[Data entries for graphics]
** START **

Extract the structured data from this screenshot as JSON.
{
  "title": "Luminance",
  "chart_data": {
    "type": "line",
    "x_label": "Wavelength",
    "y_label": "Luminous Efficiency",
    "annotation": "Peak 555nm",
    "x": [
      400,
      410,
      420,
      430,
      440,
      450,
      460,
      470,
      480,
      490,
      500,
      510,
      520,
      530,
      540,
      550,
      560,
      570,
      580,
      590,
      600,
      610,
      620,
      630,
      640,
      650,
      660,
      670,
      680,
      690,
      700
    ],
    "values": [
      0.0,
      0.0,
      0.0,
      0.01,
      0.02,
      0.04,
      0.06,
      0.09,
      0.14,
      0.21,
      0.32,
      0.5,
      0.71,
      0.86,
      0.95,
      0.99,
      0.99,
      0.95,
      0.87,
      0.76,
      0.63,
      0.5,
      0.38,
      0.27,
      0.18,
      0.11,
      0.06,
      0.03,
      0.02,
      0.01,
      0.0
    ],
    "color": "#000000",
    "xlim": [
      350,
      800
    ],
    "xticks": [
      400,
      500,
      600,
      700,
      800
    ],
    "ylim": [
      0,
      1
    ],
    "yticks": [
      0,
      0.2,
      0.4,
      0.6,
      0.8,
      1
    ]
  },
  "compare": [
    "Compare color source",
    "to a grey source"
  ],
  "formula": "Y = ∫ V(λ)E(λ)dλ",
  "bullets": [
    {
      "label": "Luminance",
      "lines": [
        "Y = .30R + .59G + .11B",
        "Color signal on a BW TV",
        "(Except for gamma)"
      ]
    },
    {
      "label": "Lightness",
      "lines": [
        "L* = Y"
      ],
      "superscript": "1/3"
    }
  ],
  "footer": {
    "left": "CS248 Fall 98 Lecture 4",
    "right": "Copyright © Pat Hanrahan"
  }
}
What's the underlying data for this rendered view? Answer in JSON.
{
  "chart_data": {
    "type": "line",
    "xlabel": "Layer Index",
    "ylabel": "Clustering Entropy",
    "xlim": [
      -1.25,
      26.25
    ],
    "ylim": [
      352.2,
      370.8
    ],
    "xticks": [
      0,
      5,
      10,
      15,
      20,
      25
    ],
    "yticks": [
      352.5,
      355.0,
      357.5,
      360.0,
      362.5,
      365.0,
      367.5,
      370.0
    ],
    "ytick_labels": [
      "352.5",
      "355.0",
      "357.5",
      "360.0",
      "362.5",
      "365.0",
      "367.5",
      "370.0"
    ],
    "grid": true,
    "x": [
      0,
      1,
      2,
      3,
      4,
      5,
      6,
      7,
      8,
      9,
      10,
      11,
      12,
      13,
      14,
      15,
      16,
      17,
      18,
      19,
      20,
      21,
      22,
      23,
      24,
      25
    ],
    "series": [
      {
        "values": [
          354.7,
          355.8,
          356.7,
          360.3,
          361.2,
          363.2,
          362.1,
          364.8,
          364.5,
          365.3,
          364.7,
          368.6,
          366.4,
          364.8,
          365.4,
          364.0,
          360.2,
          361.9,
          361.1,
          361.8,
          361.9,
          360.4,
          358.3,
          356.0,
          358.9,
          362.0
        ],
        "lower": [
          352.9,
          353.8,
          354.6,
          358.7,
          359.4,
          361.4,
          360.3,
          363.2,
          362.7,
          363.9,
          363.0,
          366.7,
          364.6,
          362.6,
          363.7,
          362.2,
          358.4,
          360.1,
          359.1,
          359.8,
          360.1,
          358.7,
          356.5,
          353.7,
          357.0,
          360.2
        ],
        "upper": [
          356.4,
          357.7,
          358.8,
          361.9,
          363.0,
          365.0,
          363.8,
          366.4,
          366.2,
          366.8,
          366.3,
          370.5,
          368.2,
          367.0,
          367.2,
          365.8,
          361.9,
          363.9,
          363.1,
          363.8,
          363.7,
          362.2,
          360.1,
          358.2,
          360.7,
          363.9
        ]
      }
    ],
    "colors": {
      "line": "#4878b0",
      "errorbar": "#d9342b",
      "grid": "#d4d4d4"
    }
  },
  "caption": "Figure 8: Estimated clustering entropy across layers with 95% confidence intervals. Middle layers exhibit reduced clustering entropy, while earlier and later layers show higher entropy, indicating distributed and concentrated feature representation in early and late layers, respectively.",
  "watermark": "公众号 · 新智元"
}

** END **

* INSTRUCTIONS TO FOLLOW *
Write out the data exactly as it stands.

* ANSWER TO THIS EXERCISE *
Extract the structured data from this screenshot as JSON.
{
  "title": "Luminance",
  "chart_data": {
    "type": "line",
    "x_label": "Wavelength",
    "y_label": "Luminous Efficiency",
    "annotation": "Peak 555nm",
    "x": [
      400,
      410,
      420,
      430,
      440,
      450,
      460,
      470,
      480,
      490,
      500,
      510,
      520,
      530,
      540,
      550,
      560,
      570,
      580,
      590,
      600,
      610,
      620,
      630,
      640,
      650,
      660,
      670,
      680,
      690,
      700
    ],
    "values": [
      0.0,
      0.0,
      0.0,
      0.01,
      0.02,
      0.04,
      0.06,
      0.09,
      0.14,
      0.21,
      0.32,
      0.5,
      0.71,
      0.86,
      0.95,
      0.99,
      0.99,
      0.95,
      0.87,
      0.76,
      0.63,
      0.5,
      0.38,
      0.27,
      0.18,
      0.11,
      0.06,
      0.03,
      0.02,
      0.01,
      0.0
    ],
    "color": "#000000",
    "xlim": [
      350,
      800
    ],
    "xticks": [
      400,
      500,
      600,
      700,
      800
    ],
    "ylim": [
      0,
      1
    ],
    "yticks": [
      0,
      0.2,
      0.4,
      0.6,
      0.8,
      1
    ]
  },
  "compare": [
    "Compare color source",
    "to a grey source"
  ],
  "formula": "Y = ∫ V(λ)E(λ)dλ",
  "bullets": [
    {
      "label": "Luminance",
      "lines": [
        "Y = .30R + .59G + .11B",
        "Color signal on a BW TV",
        "(Except for gamma)"
      ]
    },
    {
      "label": "Lightness",
      "lines": [
        "L* = Y"
      ],
      "superscript": "1/3"
    }
  ],
  "footer": {
    "left": "CS248 Fall 98 Lecture 4",
    "right": "Copyright © Pat Hanrahan"
  }
}
What's the underlying data for this rendered view? Answer in JSON.
{
  "chart_data": {
    "type": "line",
    "xlabel": "Layer Index",
    "ylabel": "Clustering Entropy",
    "xlim": [
      -1.25,
      26.25
    ],
    "ylim": [
      352.2,
      370.8
    ],
    "xticks": [
      0,
      5,
      10,
      15,
      20,
      25
    ],
    "yticks": [
      352.5,
      355.0,
      357.5,
      360.0,
      362.5,
      365.0,
      367.5,
      370.0
    ],
    "ytick_labels": [
      "352.5",
      "355.0",
      "357.5",
      "360.0",
      "362.5",
      "365.0",
      "367.5",
      "370.0"
    ],
    "grid": true,
    "x": [
      0,
      1,
      2,
      3,
      4,
      5,
      6,
      7,
      8,
      9,
      10,
      11,
      12,
      13,
      14,
      15,
      16,
      17,
      18,
      19,
      20,
      21,
      22,
      23,
      24,
      25
    ],
    "series": [
      {
        "values": [
          354.7,
          355.8,
          356.7,
          360.3,
          361.2,
          363.2,
          362.1,
          364.8,
          364.5,
          365.3,
          364.7,
          368.6,
          366.4,
          364.8,
          365.4,
          364.0,
          360.2,
          361.9,
          361.1,
          361.8,
          361.9,
          360.4,
          358.3,
          356.0,
          358.9,
          362.0
        ],
        "lower": [
          352.9,
          353.8,
          354.6,
          358.7,
          359.4,
          361.4,
          360.3,
          363.2,
          362.7,
          363.9,
          363.0,
          366.7,
          364.6,
          362.6,
          363.7,
          362.2,
          358.4,
          360.1,
          359.1,
          359.8,
          360.1,
          358.7,
          356.5,
          353.7,
          357.0,
          360.2
        ],
        "upper": [
          356.4,
          357.7,
          358.8,
          361.9,
          363.0,
          365.0,
          363.8,
          366.4,
          366.2,
          366.8,
          366.3,
          370.5,
          368.2,
          367.0,
          367.2,
          365.8,
          361.9,
          363.9,
          363.1,
          363.8,
          363.7,
          362.2,
          360.1,
          358.2,
          360.7,
          363.9
        ]
      }
    ],
    "colors": {
      "line": "#4878b0",
      "errorbar": "#d9342b",
      "grid": "#d4d4d4"
    }
  },
  "caption": "Figure 8: Estimated clustering entropy across layers with 95% confidence intervals. Middle layers exhibit reduced clustering entropy, while earlier and later layers show higher entropy, indicating distributed and concentrated feature representation in early and late layers, respectively.",
  "watermark": "公众号 · 新智元"
}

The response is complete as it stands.